TAREFAS A REALIZAR:
a - Na notícia sobre a investigação do MP-SP envolvendo o Corinthians, para quando está marcado o interrogatório de Osmar Stabile?
b - Dê seguimento à notícia sobre a investigação do MP-SP envolvendo o Corinthians, começando logo após a última frase apresentada.

TRECHO DO TEXTO:
| (Foto: Marcos Ribolli) |
O Ministério Público de São Paulo (MP-SP) incluiu o presidente Osmar Stabile na lista de investigados no procedimento criminal que apura a contratação de uma empresa de segurança supostamente irregular, registrada em nome de um funcionário do Corinthians. O contrato foi firmado por R$ 676,6 mil.
Stabile, segundo o ofício, foi incluído como investigado por dois motivos. O primeiro é o depoimento de Fábio Soares, ex-diretor administrativo do clube, que teria afirmado ao MP que a contratação emergencial da empresa foi uma determinação do próprio presidente.
O segundo é a constatação de que Fernando José da Silva, proprietário da empresa, também era funcionário do Corinthians na época da contratação.
O documento ainda destaca uma contradição identificada pela apuração. Em 23 de maio de 2026, Fernando assinou um ofício à Polícia Militar solicitando escolta para a delegação do Corinthians na Conmebol Libertadores, identificando-se como gerente operacional do clube.
O fato contraria informações prestadas pelo próprio Corinthians ao Ministério Público, de que ele teria trabalhado na instituição apenas entre setembro e outubro de 2025.
Stabile será ouvido para prestar esclarecimentos e apresentar sua defesa aos procuradores. O interrogatório está marcado para 23 de junho, às 11h15.
Relembre o caso
Já sob o comando do presidente Osmar Stabile, o Corinthians pagou a Mega Assessoria Operacional Ltda para cuidar da segurança do clube. Foram emitidas três notas fiscais, de R$ 244.627,66, R$ 208.350,00 e R$ 223.650,00 para serviços prestados entre julho e outubro de 2025.

DADOS FORNECIDOS:

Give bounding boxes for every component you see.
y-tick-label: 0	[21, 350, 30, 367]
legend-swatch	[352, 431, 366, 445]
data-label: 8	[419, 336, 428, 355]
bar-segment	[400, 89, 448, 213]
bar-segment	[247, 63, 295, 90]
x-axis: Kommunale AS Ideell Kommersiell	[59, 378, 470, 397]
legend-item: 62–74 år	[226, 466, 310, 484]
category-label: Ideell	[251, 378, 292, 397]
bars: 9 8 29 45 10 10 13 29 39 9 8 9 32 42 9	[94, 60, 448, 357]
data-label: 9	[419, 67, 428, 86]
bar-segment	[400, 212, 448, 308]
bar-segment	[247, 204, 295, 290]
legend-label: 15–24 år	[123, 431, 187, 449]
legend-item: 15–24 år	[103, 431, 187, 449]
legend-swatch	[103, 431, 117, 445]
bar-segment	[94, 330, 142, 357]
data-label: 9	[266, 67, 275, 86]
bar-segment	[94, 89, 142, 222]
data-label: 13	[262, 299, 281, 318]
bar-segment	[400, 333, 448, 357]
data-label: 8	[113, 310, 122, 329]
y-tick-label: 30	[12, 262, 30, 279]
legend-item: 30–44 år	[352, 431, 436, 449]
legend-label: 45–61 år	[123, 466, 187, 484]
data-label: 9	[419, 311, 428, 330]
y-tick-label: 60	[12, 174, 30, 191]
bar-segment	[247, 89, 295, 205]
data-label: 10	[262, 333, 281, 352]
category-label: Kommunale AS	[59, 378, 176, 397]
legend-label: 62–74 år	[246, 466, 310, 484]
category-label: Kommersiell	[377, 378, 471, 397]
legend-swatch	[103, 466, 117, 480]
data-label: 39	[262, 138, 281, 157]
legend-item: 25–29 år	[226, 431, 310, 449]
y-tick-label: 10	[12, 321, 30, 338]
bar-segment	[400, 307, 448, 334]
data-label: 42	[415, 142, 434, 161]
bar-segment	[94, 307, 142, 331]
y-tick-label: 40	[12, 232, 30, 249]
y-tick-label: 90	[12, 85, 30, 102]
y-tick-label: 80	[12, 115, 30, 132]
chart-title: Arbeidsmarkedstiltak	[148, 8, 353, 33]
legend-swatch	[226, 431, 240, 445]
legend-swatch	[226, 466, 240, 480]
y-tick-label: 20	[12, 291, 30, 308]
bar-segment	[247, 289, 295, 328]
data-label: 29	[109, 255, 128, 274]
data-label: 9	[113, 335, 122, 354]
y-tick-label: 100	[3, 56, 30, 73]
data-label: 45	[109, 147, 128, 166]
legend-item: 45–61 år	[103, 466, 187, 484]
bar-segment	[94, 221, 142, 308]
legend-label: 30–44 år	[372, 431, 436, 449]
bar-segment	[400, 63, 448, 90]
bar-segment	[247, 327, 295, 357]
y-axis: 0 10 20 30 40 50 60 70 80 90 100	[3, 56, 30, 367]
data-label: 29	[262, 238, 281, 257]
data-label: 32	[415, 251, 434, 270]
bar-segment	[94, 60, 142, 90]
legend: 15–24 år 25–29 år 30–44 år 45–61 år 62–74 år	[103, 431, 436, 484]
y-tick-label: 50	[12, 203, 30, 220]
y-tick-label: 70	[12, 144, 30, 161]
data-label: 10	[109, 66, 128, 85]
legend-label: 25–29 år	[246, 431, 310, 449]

RESPOSTAS POR TAREFA:
a - Para 23 de junho, às 11h15.

b -
A Mega, entretanto, não teria autorização da Polícia Federal para realizar segurança privada, nem teria assinado contrato formal com o Corinthians, segundo a portaria de instauração da investigação do MP.
Constituída em 3 de julho deste ano, pouco mais de um mês após o afastamento do ex-presidente Augusto Melo e só dois meses antes de emitir a primeira nota fiscal ao Corinthians , a Mega está em nome de Fernando José da Silva.
Em nota, o Corinthians alegou que viu a necessidade emergencial de substituir a equipe de segurança após a invasão à presidência do clube em 31 de maio de 2025 por apoiadores de Augusto Melo.
O Corinthians disse que os pagamentos corresponderam a demandas operacionais efetivamente realizadas pela empresa no Parque São Jorge, no CT Joaquim Grava e no CT das categorias de base e que, embora soubesse da relação da empresa com o funcionário, entendeu que não havia conflito de interesses.